**Exercise prompt**
Skip the images and return the records below exactly.

:: Stored rows

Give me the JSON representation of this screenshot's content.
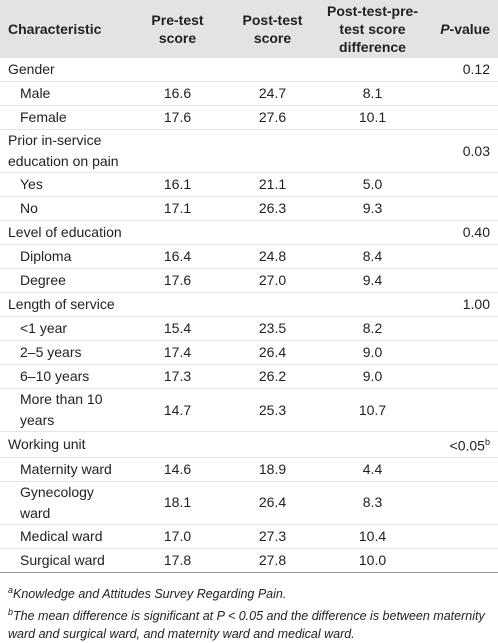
{
  "table": {
    "header": [
      "Characteristic",
      "Pre-test score",
      "Post-test score",
      "Post-test-pre-test score difference",
      {
        "italic": "P",
        "text": "-value"
      }
    ],
    "rows": [
      {
        "label": "Gender",
        "p": "0.12"
      },
      {
        "label": "Male",
        "values": [
          "16.6",
          "24.7",
          "8.1"
        ]
      },
      {
        "label": "Female",
        "values": [
          "17.6",
          "27.6",
          "10.1"
        ]
      },
      {
        "label": "Prior in-service education on pain",
        "p": "0.03"
      },
      {
        "label": "Yes",
        "values": [
          "16.1",
          "21.1",
          "5.0"
        ]
      },
      {
        "label": "No",
        "values": [
          "17.1",
          "26.3",
          "9.3"
        ]
      },
      {
        "label": "Level of education",
        "p": "0.40"
      },
      {
        "label": "Diploma",
        "values": [
          "16.4",
          "24.8",
          "8.4"
        ]
      },
      {
        "label": "Degree",
        "values": [
          "17.6",
          "27.0",
          "9.4"
        ]
      },
      {
        "label": "Length of service",
        "p": "1.00"
      },
      {
        "label": "<1 year",
        "values": [
          "15.4",
          "23.5",
          "8.2"
        ]
      },
      {
        "label": "2–5 years",
        "values": [
          "17.4",
          "26.4",
          "9.0"
        ]
      },
      {
        "label": "6–10 years",
        "values": [
          "17.3",
          "26.2",
          "9.0"
        ]
      },
      {
        "label": "More than 10 years",
        "values": [
          "14.7",
          "25.3",
          "10.7"
        ]
      },
      {
        "label": "Working unit",
        "p": "<0.05",
        "p_note": "b"
      },
      {
        "label": "Maternity ward",
        "values": [
          "14.6",
          "18.9",
          "4.4"
        ]
      },
      {
        "label": "Gynecology ward",
        "values": [
          "18.1",
          "26.4",
          "8.3"
        ]
      },
      {
        "label": "Medical ward",
        "values": [
          "17.0",
          "27.3",
          "10.4"
        ]
      },
      {
        "label": "Surgical ward",
        "values": [
          "17.8",
          "27.8",
          "10.0"
        ]
      }
    ]
  },
  "footnotes": [
    {
      "mark": "a",
      "text": "Knowledge and Attitudes Survey Regarding Pain."
    },
    {
      "mark": "b",
      "text": "The mean difference is significant at P < 0.05 and the difference is between maternity ward and surgical ward, and maternity ward and medical ward."
    }
  ]
}
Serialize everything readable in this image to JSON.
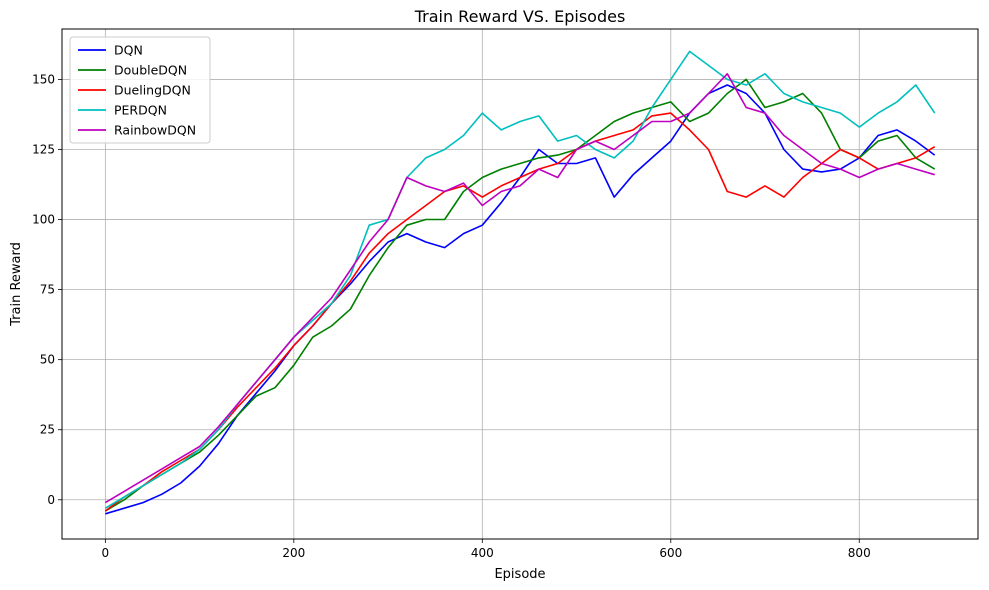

::::

**Task answer**
Give me the JSON representation of this screenshot's content.
{
  "table": {
    "header": [
      "Characteristic",
      "Pre-test score",
      "Post-test score",
      "Post-test-pre-test score difference",
      {
        "italic": "P",
        "text": "-value"
      }
    ],
    "rows": [
      {
        "label": "Gender",
        "p": "0.12"
      },
      {
        "label": "Male",
        "values": [
          "16.6",
          "24.7",
          "8.1"
        ]
      },
      {
        "label": "Female",
        "values": [
          "17.6",
          "27.6",
          "10.1"
        ]
      },
      {
        "label": "Prior in-service education on pain",
        "p": "0.03"
      },
      {
        "label": "Yes",
        "values": [
          "16.1",
          "21.1",
          "5.0"
        ]
      },
      {
        "label": "No",
        "values": [
          "17.1",
          "26.3",
          "9.3"
        ]
      },
      {
        "label": "Level of education",
        "p": "0.40"
      },
      {
        "label": "Diploma",
        "values": [
          "16.4",
          "24.8",
          "8.4"
        ]
      },
      {
        "label": "Degree",
        "values": [
          "17.6",
          "27.0",
          "9.4"
        ]
      },
      {
        "label": "Length of service",
        "p": "1.00"
      },
      {
        "label": "<1 year",
        "values": [
          "15.4",
          "23.5",
          "8.2"
        ]
      },
      {
        "label": "2–5 years",
        "values": [
          "17.4",
          "26.4",
          "9.0"
        ]
      },
      {
        "label": "6–10 years",
        "values": [
          "17.3",
          "26.2",
          "9.0"
        ]
      },
      {
        "label": "More than 10 years",
        "values": [
          "14.7",
          "25.3",
          "10.7"
        ]
      },
      {
        "label": "Working unit",
        "p": "<0.05",
        "p_note": "b"
      },
      {
        "label": "Maternity ward",
        "values": [
          "14.6",
          "18.9",
          "4.4"
        ]
      },
      {
        "label": "Gynecology ward",
        "values": [
          "18.1",
          "26.4",
          "8.3"
        ]
      },
      {
        "label": "Medical ward",
        "values": [
          "17.0",
          "27.3",
          "10.4"
        ]
      },
      {
        "label": "Surgical ward",
        "values": [
          "17.8",
          "27.8",
          "10.0"
        ]
      }
    ]
  },
  "footnotes": [
    {
      "mark": "a",
      "text": "Knowledge and Attitudes Survey Regarding Pain."
    },
    {
      "mark": "b",
      "text": "The mean difference is significant at P < 0.05 and the difference is between maternity ward and surgical ward, and maternity ward and medical ward."
    }
  ]
}
Serialize everything readable in this image to JSON.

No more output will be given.